#### Listed records ####

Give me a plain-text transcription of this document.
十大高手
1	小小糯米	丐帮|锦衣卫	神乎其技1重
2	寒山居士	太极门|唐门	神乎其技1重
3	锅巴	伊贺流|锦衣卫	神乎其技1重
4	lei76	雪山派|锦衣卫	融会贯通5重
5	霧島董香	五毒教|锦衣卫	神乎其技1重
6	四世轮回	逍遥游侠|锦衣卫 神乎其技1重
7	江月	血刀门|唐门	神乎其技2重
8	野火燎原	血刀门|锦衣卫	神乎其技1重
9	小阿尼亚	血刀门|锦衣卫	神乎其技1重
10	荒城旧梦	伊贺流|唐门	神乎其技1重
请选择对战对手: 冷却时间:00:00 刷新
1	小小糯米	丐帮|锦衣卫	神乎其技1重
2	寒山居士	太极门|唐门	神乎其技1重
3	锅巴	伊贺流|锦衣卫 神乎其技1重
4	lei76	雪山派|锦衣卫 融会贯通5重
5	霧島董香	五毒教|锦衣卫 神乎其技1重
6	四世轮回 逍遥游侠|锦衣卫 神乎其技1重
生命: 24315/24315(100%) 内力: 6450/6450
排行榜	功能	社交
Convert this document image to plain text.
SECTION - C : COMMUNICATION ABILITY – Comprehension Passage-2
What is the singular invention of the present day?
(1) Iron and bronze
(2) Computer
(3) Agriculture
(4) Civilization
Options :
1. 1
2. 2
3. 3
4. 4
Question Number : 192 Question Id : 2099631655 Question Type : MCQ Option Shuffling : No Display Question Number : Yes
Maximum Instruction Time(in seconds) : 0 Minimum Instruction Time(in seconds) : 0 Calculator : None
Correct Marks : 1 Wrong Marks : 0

####

(Instructions for the task): Transcribe the records above exactly as they appear.

(Written answer):
Give me a plain-text transcription of this document.
十大高手
1	小小糯米	丐帮|锦衣卫	神乎其技1重
2	寒山居士	太极门|唐门	神乎其技1重
3	锅巴	伊贺流|锦衣卫	神乎其技1重
4	lei76	雪山派|锦衣卫	融会贯通5重
5	霧島董香	五毒教|锦衣卫	神乎其技1重
6	四世轮回	逍遥游侠|锦衣卫 神乎其技1重
7	江月	血刀门|唐门	神乎其技2重
8	野火燎原	血刀门|锦衣卫	神乎其技1重
9	小阿尼亚	血刀门|锦衣卫	神乎其技1重
10	荒城旧梦	伊贺流|唐门	神乎其技1重
请选择对战对手: 冷却时间:00:00 刷新
1	小小糯米	丐帮|锦衣卫	神乎其技1重
2	寒山居士	太极门|唐门	神乎其技1重
3	锅巴	伊贺流|锦衣卫 神乎其技1重
4	lei76	雪山派|锦衣卫 融会贯通5重
5	霧島董香	五毒教|锦衣卫 神乎其技1重
6	四世轮回 逍遥游侠|锦衣卫 神乎其技1重
生命: 24315/24315(100%) 内力: 6450/6450
排行榜	功能	社交
Convert this document image to plain text.
SECTION - C : COMMUNICATION ABILITY – Comprehension Passage-2
What is the singular invention of the present day?
(1) Iron and bronze
(2) Computer
(3) Agriculture
(4) Civilization
Options :
1. 1
2. 2
3. 3
4. 4
Question Number : 192 Question Id : 2099631655 Question Type : MCQ Option Shuffling : No Display Question Number : Yes
Maximum Instruction Time(in seconds) : 0 Minimum Instruction Time(in seconds) : 0 Calculator : None
Correct Marks : 1 Wrong Marks : 0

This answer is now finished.